Goal: Compute how many lines in the entries below contain "structured", and output nothing but the number.

Stored rows:
** begin **
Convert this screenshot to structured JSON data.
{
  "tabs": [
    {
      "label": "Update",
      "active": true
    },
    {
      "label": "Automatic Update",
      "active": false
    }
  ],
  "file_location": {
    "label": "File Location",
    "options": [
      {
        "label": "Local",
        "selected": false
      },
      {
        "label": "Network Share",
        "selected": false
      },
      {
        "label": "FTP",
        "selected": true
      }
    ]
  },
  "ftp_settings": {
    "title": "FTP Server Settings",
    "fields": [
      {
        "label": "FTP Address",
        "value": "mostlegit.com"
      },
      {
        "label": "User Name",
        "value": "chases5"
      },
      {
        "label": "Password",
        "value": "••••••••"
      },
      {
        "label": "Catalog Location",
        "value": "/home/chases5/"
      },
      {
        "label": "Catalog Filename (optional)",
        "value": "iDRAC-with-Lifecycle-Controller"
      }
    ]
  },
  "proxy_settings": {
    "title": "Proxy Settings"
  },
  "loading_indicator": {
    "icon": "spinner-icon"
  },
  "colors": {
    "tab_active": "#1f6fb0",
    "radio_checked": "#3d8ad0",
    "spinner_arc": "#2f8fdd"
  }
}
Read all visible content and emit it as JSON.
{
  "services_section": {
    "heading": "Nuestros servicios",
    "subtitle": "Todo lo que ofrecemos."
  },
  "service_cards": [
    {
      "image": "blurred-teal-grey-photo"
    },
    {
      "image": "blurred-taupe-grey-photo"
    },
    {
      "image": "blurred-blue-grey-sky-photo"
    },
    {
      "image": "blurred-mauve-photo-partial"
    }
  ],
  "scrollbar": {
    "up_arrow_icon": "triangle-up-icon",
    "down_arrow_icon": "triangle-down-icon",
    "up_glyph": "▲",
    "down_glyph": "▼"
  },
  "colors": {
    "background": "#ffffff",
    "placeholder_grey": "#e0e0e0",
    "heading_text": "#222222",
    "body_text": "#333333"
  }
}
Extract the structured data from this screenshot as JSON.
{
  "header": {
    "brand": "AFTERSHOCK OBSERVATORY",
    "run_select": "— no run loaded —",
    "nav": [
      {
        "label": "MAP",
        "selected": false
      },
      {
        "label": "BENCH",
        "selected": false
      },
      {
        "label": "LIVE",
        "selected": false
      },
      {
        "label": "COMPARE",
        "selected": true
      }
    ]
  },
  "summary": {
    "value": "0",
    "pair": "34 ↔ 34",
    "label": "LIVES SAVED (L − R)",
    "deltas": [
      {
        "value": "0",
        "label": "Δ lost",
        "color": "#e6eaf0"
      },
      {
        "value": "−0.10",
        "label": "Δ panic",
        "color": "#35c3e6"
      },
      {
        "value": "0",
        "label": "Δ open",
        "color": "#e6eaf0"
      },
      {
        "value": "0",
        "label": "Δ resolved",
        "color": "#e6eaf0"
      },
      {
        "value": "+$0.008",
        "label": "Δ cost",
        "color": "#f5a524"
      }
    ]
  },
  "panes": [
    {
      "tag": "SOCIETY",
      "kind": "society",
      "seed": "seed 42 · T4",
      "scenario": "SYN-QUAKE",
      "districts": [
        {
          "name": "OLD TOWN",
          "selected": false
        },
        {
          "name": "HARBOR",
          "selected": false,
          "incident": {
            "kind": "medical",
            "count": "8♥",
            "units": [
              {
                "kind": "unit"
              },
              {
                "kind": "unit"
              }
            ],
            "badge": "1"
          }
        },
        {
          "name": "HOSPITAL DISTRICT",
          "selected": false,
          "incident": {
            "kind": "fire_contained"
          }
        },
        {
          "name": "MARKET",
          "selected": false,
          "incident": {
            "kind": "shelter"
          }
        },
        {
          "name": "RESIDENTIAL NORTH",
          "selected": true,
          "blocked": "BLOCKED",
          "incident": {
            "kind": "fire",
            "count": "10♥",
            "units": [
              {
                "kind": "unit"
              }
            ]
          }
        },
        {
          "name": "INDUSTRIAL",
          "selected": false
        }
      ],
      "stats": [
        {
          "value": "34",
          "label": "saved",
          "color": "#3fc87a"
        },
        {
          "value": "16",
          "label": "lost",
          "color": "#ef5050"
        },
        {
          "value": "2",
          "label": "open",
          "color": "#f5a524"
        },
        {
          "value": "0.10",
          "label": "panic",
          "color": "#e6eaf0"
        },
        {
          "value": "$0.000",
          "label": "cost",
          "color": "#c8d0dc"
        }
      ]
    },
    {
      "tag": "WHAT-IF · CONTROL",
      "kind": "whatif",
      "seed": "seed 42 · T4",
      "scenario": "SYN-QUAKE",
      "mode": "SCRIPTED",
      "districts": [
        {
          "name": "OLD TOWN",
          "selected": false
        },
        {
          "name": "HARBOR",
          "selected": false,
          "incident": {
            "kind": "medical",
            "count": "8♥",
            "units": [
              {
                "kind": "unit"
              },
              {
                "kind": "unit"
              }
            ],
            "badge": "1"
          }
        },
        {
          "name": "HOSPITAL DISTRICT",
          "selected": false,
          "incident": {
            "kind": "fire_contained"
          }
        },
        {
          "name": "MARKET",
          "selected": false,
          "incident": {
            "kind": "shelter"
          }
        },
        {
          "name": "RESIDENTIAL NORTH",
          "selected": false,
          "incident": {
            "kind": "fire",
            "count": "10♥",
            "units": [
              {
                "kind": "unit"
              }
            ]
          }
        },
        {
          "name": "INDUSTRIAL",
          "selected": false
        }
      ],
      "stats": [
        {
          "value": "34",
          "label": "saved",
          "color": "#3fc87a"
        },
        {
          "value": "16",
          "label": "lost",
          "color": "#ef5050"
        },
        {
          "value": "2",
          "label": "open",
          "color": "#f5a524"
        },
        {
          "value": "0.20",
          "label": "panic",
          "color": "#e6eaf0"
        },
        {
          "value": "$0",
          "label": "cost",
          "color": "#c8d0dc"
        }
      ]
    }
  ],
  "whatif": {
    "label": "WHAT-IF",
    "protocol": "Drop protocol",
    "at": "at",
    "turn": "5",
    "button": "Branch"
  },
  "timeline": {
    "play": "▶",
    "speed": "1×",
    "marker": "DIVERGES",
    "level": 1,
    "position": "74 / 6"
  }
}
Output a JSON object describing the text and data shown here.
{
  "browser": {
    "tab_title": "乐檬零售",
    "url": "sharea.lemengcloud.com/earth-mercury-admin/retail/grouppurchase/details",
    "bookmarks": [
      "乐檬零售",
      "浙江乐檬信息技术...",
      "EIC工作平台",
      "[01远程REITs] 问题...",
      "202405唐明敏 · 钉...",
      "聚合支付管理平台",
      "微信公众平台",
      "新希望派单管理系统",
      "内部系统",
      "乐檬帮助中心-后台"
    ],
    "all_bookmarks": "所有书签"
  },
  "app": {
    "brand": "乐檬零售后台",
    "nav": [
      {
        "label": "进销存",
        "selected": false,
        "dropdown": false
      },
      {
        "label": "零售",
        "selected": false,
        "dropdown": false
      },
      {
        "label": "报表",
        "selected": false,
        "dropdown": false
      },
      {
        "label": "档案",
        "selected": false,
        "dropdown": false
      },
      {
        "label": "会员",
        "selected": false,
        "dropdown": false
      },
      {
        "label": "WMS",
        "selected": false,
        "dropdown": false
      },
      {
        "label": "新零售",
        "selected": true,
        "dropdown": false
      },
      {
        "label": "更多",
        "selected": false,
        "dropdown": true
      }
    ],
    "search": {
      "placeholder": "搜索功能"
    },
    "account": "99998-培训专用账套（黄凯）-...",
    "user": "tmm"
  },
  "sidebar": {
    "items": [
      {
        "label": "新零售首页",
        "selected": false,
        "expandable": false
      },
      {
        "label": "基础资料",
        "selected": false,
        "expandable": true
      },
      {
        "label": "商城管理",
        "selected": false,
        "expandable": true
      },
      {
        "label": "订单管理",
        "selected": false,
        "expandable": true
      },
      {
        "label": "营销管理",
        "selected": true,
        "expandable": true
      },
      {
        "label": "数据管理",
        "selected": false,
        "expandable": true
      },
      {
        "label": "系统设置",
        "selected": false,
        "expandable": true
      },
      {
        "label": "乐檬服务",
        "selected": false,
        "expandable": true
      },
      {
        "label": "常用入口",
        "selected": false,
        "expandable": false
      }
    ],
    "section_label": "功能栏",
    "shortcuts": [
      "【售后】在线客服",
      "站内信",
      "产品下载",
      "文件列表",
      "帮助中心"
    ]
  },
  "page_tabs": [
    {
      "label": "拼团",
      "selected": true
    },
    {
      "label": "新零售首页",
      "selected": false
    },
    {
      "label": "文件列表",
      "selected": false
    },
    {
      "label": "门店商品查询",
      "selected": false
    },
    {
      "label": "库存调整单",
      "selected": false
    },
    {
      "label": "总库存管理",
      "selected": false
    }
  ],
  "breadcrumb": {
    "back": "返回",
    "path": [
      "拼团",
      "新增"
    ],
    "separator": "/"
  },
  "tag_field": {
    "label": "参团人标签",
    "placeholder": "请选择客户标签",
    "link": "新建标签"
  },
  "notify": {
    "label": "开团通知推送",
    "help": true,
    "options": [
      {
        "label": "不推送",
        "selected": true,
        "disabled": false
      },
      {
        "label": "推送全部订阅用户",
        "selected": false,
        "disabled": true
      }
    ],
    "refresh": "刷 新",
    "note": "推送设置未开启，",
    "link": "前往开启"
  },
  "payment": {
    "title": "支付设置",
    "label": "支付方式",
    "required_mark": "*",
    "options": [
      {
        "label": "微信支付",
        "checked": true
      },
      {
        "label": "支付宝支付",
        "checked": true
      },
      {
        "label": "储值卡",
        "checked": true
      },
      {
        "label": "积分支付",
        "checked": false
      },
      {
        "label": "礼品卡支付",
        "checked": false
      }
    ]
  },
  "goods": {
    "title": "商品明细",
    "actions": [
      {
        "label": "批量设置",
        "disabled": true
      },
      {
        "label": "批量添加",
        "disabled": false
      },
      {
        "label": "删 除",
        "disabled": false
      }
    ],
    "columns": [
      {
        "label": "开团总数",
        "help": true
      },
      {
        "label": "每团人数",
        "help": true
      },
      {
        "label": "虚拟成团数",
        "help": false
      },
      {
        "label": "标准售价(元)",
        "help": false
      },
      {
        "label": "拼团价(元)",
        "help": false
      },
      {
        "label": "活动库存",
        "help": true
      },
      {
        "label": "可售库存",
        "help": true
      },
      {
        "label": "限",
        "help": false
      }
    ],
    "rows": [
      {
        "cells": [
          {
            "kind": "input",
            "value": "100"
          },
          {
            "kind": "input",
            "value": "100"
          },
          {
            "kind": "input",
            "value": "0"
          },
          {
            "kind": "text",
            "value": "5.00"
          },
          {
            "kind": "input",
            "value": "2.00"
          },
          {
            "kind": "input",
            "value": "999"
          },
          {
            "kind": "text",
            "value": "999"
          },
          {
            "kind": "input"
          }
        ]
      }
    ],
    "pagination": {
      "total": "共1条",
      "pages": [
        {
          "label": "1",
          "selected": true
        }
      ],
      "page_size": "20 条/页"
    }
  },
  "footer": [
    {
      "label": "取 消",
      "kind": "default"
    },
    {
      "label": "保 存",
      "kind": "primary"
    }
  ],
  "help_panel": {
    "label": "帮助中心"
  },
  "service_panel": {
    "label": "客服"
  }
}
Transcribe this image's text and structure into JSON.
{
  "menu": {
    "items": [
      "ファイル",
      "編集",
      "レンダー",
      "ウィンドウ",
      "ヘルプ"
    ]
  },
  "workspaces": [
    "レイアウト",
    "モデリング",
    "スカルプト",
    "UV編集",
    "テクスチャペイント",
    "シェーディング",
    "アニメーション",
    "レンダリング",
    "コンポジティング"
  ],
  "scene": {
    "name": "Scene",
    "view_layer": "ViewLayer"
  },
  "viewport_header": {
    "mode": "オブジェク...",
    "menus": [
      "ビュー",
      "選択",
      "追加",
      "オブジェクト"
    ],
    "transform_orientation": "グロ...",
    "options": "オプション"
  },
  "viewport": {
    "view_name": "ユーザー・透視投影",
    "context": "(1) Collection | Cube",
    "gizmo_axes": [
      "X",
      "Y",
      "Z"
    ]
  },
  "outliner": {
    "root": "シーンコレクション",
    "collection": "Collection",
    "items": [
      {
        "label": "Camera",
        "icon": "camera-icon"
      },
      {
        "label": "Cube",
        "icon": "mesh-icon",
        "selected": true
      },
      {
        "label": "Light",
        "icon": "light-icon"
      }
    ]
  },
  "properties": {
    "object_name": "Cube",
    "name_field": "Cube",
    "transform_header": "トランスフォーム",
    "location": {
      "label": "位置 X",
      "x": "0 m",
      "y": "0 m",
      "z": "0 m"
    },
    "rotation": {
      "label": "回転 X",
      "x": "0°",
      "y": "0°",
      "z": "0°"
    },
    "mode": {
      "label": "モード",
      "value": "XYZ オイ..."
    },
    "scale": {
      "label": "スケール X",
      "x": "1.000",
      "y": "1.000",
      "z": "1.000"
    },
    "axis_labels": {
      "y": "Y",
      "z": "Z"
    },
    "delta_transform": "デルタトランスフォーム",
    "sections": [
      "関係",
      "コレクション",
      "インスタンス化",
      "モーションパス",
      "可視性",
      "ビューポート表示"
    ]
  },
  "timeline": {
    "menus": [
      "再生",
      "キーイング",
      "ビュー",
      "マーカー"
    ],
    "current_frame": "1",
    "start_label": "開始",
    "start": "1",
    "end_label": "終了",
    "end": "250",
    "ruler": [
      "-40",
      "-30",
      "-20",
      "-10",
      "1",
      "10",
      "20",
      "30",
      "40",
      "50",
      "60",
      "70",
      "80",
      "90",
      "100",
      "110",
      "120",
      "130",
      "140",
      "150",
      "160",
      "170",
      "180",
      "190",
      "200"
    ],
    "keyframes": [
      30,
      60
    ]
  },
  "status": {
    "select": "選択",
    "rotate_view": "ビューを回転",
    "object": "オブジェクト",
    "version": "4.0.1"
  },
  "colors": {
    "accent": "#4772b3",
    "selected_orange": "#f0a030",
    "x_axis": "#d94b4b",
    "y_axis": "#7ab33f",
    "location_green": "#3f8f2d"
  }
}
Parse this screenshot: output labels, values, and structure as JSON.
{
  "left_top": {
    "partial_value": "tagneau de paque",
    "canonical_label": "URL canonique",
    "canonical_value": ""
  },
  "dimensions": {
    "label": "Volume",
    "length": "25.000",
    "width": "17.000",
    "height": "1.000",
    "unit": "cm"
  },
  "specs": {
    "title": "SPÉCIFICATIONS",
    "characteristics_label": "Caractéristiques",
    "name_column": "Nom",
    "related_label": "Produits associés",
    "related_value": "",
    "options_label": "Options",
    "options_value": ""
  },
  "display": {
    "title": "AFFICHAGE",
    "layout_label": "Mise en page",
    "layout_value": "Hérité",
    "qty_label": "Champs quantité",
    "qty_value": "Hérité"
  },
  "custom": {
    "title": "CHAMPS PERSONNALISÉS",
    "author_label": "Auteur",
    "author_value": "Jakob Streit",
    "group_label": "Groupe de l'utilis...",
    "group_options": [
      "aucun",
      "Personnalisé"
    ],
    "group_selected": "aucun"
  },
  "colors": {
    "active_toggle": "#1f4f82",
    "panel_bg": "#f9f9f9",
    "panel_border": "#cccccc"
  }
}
** end **
Solution: 2